(Records excerpted from a collection)

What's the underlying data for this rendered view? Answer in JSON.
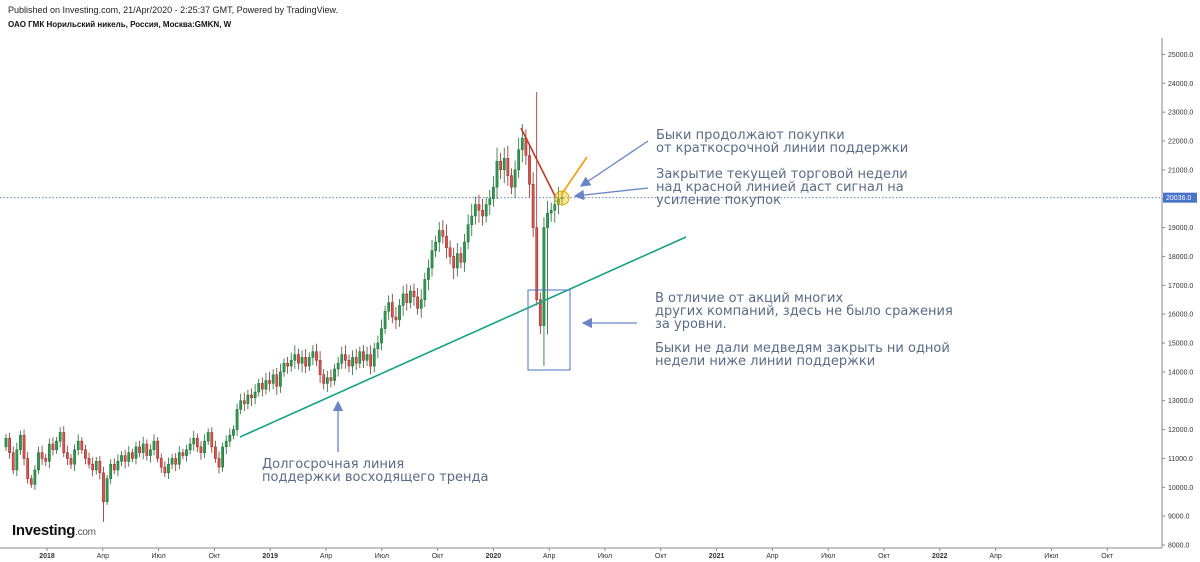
{
  "header": {
    "published": "Published on Investing.com, 21/Apr/2020 - 2:25:37 GMT, Powered by TradingView.",
    "symbol": "ОАО ГМК Норильский никель, Россия, Москва:GMKN, W"
  },
  "logo": {
    "brand": "Investing",
    "domain": ".com"
  },
  "colors": {
    "up": "#2e9a4f",
    "down": "#d9534f",
    "support_line": "#16a085",
    "red_line": "#c0392b",
    "orange_line": "#f39c12",
    "annotation": "#6a84c6",
    "price_line": "#4a72c9"
  },
  "annotations": {
    "bulls_continue": "Быки продолжают покупки\nот краткосрочной линии поддержки",
    "close_signal": "Закрытие текущей торговой недели\nнад красной линией даст сигнал на\nусиление покупок",
    "no_fight": "В отличие от акций многих\nдругих компаний, здесь не было сражения\nза уровни.",
    "bulls_hold": "Быки не дали медведям закрыть ни одной\nнедели ниже линии поддержки",
    "long_term": "Долгосрочная линия\nподдержки восходящего тренда"
  },
  "chart_data": {
    "type": "candlestick",
    "title": "ОАО ГМК Норильский никель, Россия, Москва:GMKN, W",
    "interval": "weekly",
    "ylim": [
      8000,
      25500
    ],
    "yticks": [
      8000,
      9000,
      10000,
      11000,
      12000,
      13000,
      14000,
      15000,
      16000,
      17000,
      18000,
      19000,
      20000,
      21000,
      22000,
      23000,
      24000,
      25000
    ],
    "ytick_labels": [
      "8000.0",
      "9000.0",
      "10000.0",
      "11000.0",
      "12000.0",
      "13000.0",
      "14000.0",
      "15000.0",
      "16000.0",
      "17000.0",
      "18000.0",
      "19000.0",
      "20000.0",
      "21000.0",
      "22000.0",
      "23000.0",
      "24000.0",
      "25000.0"
    ],
    "xticks": [
      "2018",
      "Апр",
      "Июл",
      "Окт",
      "2019",
      "Апр",
      "Июл",
      "Окт",
      "2020",
      "Апр",
      "Июл",
      "Окт",
      "2021",
      "Апр",
      "Июл",
      "Окт",
      "2022",
      "Апр",
      "Июл",
      "Окт"
    ],
    "last_price": 20036.0,
    "last_price_label": "20036.0",
    "closes": [
      11700,
      11200,
      10600,
      11300,
      11800,
      11000,
      10300,
      10100,
      10600,
      11200,
      11000,
      10900,
      11500,
      11300,
      11600,
      11900,
      11200,
      11000,
      10800,
      11300,
      11600,
      11300,
      11000,
      10800,
      10600,
      10900,
      10500,
      9500,
      10300,
      10800,
      10600,
      10900,
      11100,
      10900,
      11200,
      11000,
      11400,
      11200,
      11500,
      11100,
      11300,
      11600,
      11000,
      10700,
      10500,
      10800,
      11000,
      10800,
      11200,
      11100,
      11300,
      11500,
      11700,
      11400,
      11200,
      11600,
      11900,
      11400,
      11000,
      10700,
      11400,
      11600,
      11800,
      12000,
      12700,
      13000,
      12900,
      13200,
      13100,
      13300,
      13600,
      13400,
      13700,
      13600,
      13900,
      13500,
      14000,
      14300,
      14200,
      14400,
      14600,
      14300,
      14500,
      14200,
      14500,
      14700,
      14400,
      13900,
      13600,
      13800,
      13700,
      14100,
      14300,
      14600,
      14400,
      14200,
      14500,
      14300,
      14700,
      14400,
      14600,
      14200,
      14800,
      15000,
      15500,
      16100,
      16400,
      15900,
      15800,
      16300,
      16700,
      16400,
      16800,
      16600,
      16200,
      16500,
      17200,
      17600,
      18200,
      18500,
      18900,
      18700,
      18300,
      18000,
      17600,
      18100,
      17800,
      18500,
      19100,
      19400,
      19800,
      19600,
      19400,
      19800,
      20000,
      20400,
      21300,
      21000,
      21400,
      20800,
      20400,
      21000,
      21700,
      22100,
      21500,
      20500,
      19000,
      16500,
      15600,
      19000,
      19500,
      19600,
      19800,
      20000,
      20036
    ]
  }
}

▶ [EXERCISE PROMPT]
Pull out every line in the data above that has the word "Москва".

▶ [FULL SOLUTION]
    "symbol": "ОАО ГМК Норильский никель, Россия, Москва:GMKN, W"
    "title": "ОАО ГМК Норильский никель, Россия, Москва:GMKN, W",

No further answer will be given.